Exercise inputs:

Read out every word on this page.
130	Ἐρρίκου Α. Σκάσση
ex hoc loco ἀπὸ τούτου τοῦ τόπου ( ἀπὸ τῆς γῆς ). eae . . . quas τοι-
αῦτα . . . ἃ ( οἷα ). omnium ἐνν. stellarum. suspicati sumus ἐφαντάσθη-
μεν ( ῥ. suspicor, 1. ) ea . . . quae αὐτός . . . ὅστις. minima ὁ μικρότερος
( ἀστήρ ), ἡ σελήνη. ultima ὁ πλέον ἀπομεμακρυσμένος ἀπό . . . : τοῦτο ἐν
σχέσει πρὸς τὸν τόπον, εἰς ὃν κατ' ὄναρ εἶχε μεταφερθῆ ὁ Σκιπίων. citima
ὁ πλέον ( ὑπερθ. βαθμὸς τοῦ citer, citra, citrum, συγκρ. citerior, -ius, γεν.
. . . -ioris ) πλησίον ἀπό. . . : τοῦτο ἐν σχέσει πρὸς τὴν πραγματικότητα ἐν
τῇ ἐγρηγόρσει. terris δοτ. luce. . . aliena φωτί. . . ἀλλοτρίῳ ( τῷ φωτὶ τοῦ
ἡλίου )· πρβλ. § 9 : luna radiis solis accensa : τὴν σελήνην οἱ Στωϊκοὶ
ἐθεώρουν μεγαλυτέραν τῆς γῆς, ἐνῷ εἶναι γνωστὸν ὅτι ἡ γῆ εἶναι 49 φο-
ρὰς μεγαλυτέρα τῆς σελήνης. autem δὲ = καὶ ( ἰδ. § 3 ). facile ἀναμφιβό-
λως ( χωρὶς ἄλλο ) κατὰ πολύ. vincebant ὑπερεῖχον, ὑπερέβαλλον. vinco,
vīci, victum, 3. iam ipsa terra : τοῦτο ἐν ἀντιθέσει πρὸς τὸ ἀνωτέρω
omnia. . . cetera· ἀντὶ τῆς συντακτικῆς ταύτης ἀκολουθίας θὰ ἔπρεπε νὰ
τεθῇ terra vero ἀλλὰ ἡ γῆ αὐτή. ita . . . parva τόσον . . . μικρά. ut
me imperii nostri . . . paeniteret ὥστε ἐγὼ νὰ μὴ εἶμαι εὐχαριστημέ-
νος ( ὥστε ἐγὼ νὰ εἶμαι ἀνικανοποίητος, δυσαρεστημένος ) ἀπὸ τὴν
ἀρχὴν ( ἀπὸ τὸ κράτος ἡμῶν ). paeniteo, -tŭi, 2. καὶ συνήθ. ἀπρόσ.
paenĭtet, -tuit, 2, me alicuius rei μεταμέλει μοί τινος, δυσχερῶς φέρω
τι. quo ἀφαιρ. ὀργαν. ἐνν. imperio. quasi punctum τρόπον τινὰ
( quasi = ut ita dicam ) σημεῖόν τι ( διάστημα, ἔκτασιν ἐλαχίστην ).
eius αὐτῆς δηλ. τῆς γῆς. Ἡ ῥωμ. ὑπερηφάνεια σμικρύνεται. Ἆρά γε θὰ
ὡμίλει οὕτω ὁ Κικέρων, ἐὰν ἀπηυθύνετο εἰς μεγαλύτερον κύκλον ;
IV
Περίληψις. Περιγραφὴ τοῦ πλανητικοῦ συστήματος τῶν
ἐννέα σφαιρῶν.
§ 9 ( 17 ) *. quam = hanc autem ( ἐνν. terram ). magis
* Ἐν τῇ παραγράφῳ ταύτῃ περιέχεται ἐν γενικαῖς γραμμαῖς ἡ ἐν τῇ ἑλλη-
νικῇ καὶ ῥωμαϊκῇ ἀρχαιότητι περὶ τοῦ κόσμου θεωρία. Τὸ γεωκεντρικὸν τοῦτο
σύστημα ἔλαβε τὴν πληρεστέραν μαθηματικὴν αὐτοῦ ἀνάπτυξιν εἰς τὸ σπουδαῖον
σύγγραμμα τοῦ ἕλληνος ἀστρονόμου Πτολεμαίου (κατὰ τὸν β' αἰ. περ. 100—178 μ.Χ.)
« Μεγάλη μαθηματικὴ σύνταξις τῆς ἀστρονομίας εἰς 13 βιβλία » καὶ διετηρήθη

Aim of the task:
From the entries above, list each line with "κατὰ" in it.

Exercise output:
λως ( χωρὶς ἄλλο ) κατὰ πολύ. vincebant ὑπερεῖχον, ὑπερέβαλλον. vinco,
σύγγραμμα τοῦ ἕλληνος ἀστρονόμου Πτολεμαίου (κατὰ τὸν β' αἰ. περ. 100—178 μ.Χ.)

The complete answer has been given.